Text segment:
Try using the Hi-Q midi synth patches. (Right click on each instrument for a drop-down menu to find them).
They will be nearly as good as the real tracks in most instances.
MIDI is not audio, and audio is not MIDI.

MIDI is a set of instructions to play a MIDI enabled instrument (like a hardware or software synthesizer or sampler).

MIDI can be entered either manually with a computer keyboard and/or mouse or played into a sequencer or DAW in real time. I prefer the latter method.

When you play back a MIDI file on your computer it plays using the MIDI synth you select. It could be the software synth provided by your computer, a soft synth plug-in, or an external synth. In any case it will reproduce the original performance, but using your MIDI instrument.

I have plenty of synths, and the same voice (patch) does not sound the same on any of the two synths. Why? MIDI contains no sound data, it just tells the synth what to play. The synth is the instrument.

Dataset records:
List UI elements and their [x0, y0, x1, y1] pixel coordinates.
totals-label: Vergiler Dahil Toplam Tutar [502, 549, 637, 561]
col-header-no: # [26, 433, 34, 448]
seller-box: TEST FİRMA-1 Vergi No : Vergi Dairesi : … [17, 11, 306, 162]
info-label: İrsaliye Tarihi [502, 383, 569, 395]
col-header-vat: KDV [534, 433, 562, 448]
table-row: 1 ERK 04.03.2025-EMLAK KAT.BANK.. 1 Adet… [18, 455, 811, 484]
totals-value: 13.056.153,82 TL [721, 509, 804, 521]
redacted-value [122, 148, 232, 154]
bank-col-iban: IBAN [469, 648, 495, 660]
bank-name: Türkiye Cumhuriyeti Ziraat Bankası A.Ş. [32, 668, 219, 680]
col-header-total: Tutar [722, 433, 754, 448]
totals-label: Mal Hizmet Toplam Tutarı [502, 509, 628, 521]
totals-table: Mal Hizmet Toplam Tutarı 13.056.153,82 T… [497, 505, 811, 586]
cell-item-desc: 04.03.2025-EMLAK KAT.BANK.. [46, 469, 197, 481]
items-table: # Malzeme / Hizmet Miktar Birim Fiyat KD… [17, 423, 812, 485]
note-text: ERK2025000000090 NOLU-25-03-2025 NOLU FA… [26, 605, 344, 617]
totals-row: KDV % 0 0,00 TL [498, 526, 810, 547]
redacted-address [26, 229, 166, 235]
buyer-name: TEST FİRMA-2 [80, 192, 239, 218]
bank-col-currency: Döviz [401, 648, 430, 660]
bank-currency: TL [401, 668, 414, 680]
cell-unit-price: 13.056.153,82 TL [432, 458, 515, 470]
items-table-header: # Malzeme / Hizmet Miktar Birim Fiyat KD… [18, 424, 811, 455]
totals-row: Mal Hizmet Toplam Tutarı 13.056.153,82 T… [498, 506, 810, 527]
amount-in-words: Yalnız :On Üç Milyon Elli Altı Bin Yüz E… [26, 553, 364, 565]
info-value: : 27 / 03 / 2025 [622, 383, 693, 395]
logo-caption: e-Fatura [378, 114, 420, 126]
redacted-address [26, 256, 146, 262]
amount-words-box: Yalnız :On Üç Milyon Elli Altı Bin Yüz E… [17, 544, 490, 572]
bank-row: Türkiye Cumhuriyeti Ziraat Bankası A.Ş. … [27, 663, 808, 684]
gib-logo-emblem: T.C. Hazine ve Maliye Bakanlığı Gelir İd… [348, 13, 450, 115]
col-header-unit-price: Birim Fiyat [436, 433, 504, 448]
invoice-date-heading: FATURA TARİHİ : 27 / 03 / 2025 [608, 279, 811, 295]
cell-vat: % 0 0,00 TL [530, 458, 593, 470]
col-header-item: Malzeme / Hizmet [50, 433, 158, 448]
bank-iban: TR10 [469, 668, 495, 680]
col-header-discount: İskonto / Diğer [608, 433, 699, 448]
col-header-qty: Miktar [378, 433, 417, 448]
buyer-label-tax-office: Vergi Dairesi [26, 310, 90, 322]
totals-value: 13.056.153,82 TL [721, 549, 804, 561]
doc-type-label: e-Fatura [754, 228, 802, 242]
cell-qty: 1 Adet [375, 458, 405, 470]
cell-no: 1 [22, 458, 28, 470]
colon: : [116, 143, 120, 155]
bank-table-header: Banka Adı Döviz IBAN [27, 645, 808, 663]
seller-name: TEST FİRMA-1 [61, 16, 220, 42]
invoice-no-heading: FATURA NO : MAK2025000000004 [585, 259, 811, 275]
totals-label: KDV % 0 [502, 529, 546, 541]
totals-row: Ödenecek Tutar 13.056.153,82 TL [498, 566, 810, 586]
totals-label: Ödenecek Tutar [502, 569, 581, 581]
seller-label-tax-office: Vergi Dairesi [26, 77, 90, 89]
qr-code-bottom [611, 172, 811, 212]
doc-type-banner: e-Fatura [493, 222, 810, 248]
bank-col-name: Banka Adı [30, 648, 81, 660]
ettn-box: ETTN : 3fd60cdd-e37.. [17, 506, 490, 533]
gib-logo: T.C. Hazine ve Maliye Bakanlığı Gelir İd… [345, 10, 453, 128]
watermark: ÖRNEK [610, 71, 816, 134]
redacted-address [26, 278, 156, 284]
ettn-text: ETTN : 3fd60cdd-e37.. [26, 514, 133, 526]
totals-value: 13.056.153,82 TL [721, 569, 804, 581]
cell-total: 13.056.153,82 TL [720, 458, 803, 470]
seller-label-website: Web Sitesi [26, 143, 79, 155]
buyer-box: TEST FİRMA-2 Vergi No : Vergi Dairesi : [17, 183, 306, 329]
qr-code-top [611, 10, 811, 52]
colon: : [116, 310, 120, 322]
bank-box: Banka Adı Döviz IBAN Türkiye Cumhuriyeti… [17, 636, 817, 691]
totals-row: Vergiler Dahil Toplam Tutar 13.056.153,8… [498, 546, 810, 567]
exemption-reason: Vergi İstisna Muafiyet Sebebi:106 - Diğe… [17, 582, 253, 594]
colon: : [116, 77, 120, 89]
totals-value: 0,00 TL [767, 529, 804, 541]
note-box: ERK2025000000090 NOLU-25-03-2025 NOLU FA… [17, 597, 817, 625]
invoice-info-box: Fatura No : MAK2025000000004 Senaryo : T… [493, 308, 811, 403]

Tasks to perform:
1) Transcribe the passage of the MIDI text between "They will be" and "the latter method.", inclusive.
2) According to the MIDI text, what are the two ways MIDI can be entered?

Your written answers:
1)
They will be nearly as good as the real tracks in most instances.
MIDI is not audio, and audio is not MIDI.

MIDI is a set of instructions to play a MIDI enabled instrument (like a hardware or software synthesizer or sampler).

MIDI can be entered either manually with a computer keyboard and/or mouse or played into a sequencer or DAW in real time. I prefer the latter method.

2) It can be entered manually with a computer keyboard and/or mouse, or played into a sequencer or DAW in real time.